GOAL -> Return all the data, word for word.

THE DATA ->
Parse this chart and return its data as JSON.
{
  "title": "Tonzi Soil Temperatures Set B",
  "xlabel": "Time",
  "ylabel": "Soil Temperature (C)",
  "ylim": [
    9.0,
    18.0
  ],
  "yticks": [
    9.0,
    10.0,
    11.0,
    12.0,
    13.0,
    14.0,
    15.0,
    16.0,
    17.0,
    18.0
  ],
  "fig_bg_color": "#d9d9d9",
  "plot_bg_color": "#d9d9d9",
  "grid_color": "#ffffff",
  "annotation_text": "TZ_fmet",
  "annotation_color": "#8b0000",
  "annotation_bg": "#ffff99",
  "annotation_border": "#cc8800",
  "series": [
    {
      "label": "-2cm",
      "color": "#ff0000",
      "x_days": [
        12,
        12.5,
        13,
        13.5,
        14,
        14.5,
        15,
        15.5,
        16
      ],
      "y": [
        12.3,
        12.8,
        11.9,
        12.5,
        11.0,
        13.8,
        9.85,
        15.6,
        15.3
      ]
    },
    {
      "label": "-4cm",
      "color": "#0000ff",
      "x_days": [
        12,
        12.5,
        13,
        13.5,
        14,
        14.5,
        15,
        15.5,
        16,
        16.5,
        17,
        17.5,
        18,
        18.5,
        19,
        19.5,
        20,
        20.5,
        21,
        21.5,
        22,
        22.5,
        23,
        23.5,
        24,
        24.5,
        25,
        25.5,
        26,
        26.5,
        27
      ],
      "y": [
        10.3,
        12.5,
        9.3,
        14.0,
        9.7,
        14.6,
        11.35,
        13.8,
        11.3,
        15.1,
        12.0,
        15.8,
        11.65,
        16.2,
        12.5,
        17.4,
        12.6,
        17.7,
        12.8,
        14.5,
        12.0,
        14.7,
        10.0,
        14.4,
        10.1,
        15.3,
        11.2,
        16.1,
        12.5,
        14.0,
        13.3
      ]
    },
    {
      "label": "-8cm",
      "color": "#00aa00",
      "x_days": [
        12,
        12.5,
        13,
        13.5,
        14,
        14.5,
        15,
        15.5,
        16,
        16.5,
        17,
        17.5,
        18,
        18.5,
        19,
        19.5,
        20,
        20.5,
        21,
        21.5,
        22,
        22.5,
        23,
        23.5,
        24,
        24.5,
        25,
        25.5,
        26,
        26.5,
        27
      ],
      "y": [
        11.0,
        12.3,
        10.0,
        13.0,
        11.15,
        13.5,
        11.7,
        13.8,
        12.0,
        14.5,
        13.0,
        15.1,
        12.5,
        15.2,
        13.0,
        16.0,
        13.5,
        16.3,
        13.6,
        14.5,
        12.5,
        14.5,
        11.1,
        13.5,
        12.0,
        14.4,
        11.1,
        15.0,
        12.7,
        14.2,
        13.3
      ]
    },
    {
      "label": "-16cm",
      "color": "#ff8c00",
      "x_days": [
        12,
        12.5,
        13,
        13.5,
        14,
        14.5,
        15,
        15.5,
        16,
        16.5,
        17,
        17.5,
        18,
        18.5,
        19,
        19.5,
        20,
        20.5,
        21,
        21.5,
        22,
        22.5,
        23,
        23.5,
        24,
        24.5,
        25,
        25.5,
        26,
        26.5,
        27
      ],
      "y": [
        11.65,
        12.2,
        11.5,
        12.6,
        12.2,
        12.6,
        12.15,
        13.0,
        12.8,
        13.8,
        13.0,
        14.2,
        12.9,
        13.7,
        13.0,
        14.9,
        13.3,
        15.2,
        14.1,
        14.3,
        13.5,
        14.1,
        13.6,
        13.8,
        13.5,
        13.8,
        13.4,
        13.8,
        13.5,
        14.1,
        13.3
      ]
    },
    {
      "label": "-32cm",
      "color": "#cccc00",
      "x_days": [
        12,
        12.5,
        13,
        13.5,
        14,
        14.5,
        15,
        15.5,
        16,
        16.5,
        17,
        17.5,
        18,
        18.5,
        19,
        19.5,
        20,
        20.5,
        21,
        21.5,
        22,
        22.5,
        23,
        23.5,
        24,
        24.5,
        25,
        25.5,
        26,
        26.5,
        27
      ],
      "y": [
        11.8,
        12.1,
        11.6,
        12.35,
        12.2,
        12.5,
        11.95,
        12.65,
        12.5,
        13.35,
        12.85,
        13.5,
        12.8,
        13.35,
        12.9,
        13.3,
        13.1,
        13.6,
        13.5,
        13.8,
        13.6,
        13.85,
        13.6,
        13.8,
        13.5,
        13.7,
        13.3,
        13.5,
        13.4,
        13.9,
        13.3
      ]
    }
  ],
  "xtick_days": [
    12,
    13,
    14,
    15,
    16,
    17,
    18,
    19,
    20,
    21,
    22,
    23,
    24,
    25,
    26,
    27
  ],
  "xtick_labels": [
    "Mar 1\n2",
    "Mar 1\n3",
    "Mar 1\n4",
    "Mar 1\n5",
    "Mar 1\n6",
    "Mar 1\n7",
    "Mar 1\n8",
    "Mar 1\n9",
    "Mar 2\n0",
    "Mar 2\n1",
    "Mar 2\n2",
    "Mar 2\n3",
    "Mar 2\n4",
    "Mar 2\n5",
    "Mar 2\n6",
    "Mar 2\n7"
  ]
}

SOLUTION TO THIS PROBLEM ->
Parse this chart and return its data as JSON.
{
  "title": "Tonzi Soil Temperatures Set B",
  "xlabel": "Time",
  "ylabel": "Soil Temperature (C)",
  "ylim": [
    9.0,
    18.0
  ],
  "yticks": [
    9.0,
    10.0,
    11.0,
    12.0,
    13.0,
    14.0,
    15.0,
    16.0,
    17.0,
    18.0
  ],
  "fig_bg_color": "#d9d9d9",
  "plot_bg_color": "#d9d9d9",
  "grid_color": "#ffffff",
  "annotation_text": "TZ_fmet",
  "annotation_color": "#8b0000",
  "annotation_bg": "#ffff99",
  "annotation_border": "#cc8800",
  "series": [
    {
      "label": "-2cm",
      "color": "#ff0000",
      "x_days": [
        12,
        12.5,
        13,
        13.5,
        14,
        14.5,
        15,
        15.5,
        16
      ],
      "y": [
        12.3,
        12.8,
        11.9,
        12.5,
        11.0,
        13.8,
        9.85,
        15.6,
        15.3
      ]
    },
    {
      "label": "-4cm",
      "color": "#0000ff",
      "x_days": [
        12,
        12.5,
        13,
        13.5,
        14,
        14.5,
        15,
        15.5,
        16,
        16.5,
        17,
        17.5,
        18,
        18.5,
        19,
        19.5,
        20,
        20.5,
        21,
        21.5,
        22,
        22.5,
        23,
        23.5,
        24,
        24.5,
        25,
        25.5,
        26,
        26.5,
        27
      ],
      "y": [
        10.3,
        12.5,
        9.3,
        14.0,
        9.7,
        14.6,
        11.35,
        13.8,
        11.3,
        15.1,
        12.0,
        15.8,
        11.65,
        16.2,
        12.5,
        17.4,
        12.6,
        17.7,
        12.8,
        14.5,
        12.0,
        14.7,
        10.0,
        14.4,
        10.1,
        15.3,
        11.2,
        16.1,
        12.5,
        14.0,
        13.3
      ]
    },
    {
      "label": "-8cm",
      "color": "#00aa00",
      "x_days": [
        12,
        12.5,
        13,
        13.5,
        14,
        14.5,
        15,
        15.5,
        16,
        16.5,
        17,
        17.5,
        18,
        18.5,
        19,
        19.5,
        20,
        20.5,
        21,
        21.5,
        22,
        22.5,
        23,
        23.5,
        24,
        24.5,
        25,
        25.5,
        26,
        26.5,
        27
      ],
      "y": [
        11.0,
        12.3,
        10.0,
        13.0,
        11.15,
        13.5,
        11.7,
        13.8,
        12.0,
        14.5,
        13.0,
        15.1,
        12.5,
        15.2,
        13.0,
        16.0,
        13.5,
        16.3,
        13.6,
        14.5,
        12.5,
        14.5,
        11.1,
        13.5,
        12.0,
        14.4,
        11.1,
        15.0,
        12.7,
        14.2,
        13.3
      ]
    },
    {
      "label": "-16cm",
      "color": "#ff8c00",
      "x_days": [
        12,
        12.5,
        13,
        13.5,
        14,
        14.5,
        15,
        15.5,
        16,
        16.5,
        17,
        17.5,
        18,
        18.5,
        19,
        19.5,
        20,
        20.5,
        21,
        21.5,
        22,
        22.5,
        23,
        23.5,
        24,
        24.5,
        25,
        25.5,
        26,
        26.5,
        27
      ],
      "y": [
        11.65,
        12.2,
        11.5,
        12.6,
        12.2,
        12.6,
        12.15,
        13.0,
        12.8,
        13.8,
        13.0,
        14.2,
        12.9,
        13.7,
        13.0,
        14.9,
        13.3,
        15.2,
        14.1,
        14.3,
        13.5,
        14.1,
        13.6,
        13.8,
        13.5,
        13.8,
        13.4,
        13.8,
        13.5,
        14.1,
        13.3
      ]
    },
    {
      "label": "-32cm",
      "color": "#cccc00",
      "x_days": [
        12,
        12.5,
        13,
        13.5,
        14,
        14.5,
        15,
        15.5,
        16,
        16.5,
        17,
        17.5,
        18,
        18.5,
        19,
        19.5,
        20,
        20.5,
        21,
        21.5,
        22,
        22.5,
        23,
        23.5,
        24,
        24.5,
        25,
        25.5,
        26,
        26.5,
        27
      ],
      "y": [
        11.8,
        12.1,
        11.6,
        12.35,
        12.2,
        12.5,
        11.95,
        12.65,
        12.5,
        13.35,
        12.85,
        13.5,
        12.8,
        13.35,
        12.9,
        13.3,
        13.1,
        13.6,
        13.5,
        13.8,
        13.6,
        13.85,
        13.6,
        13.8,
        13.5,
        13.7,
        13.3,
        13.5,
        13.4,
        13.9,
        13.3
      ]
    }
  ],
  "xtick_days": [
    12,
    13,
    14,
    15,
    16,
    17,
    18,
    19,
    20,
    21,
    22,
    23,
    24,
    25,
    26,
    27
  ],
  "xtick_labels": [
    "Mar 1\n2",
    "Mar 1\n3",
    "Mar 1\n4",
    "Mar 1\n5",
    "Mar 1\n6",
    "Mar 1\n7",
    "Mar 1\n8",
    "Mar 1\n9",
    "Mar 2\n0",
    "Mar 2\n1",
    "Mar 2\n2",
    "Mar 2\n3",
    "Mar 2\n4",
    "Mar 2\n5",
    "Mar 2\n6",
    "Mar 2\n7"
  ]
}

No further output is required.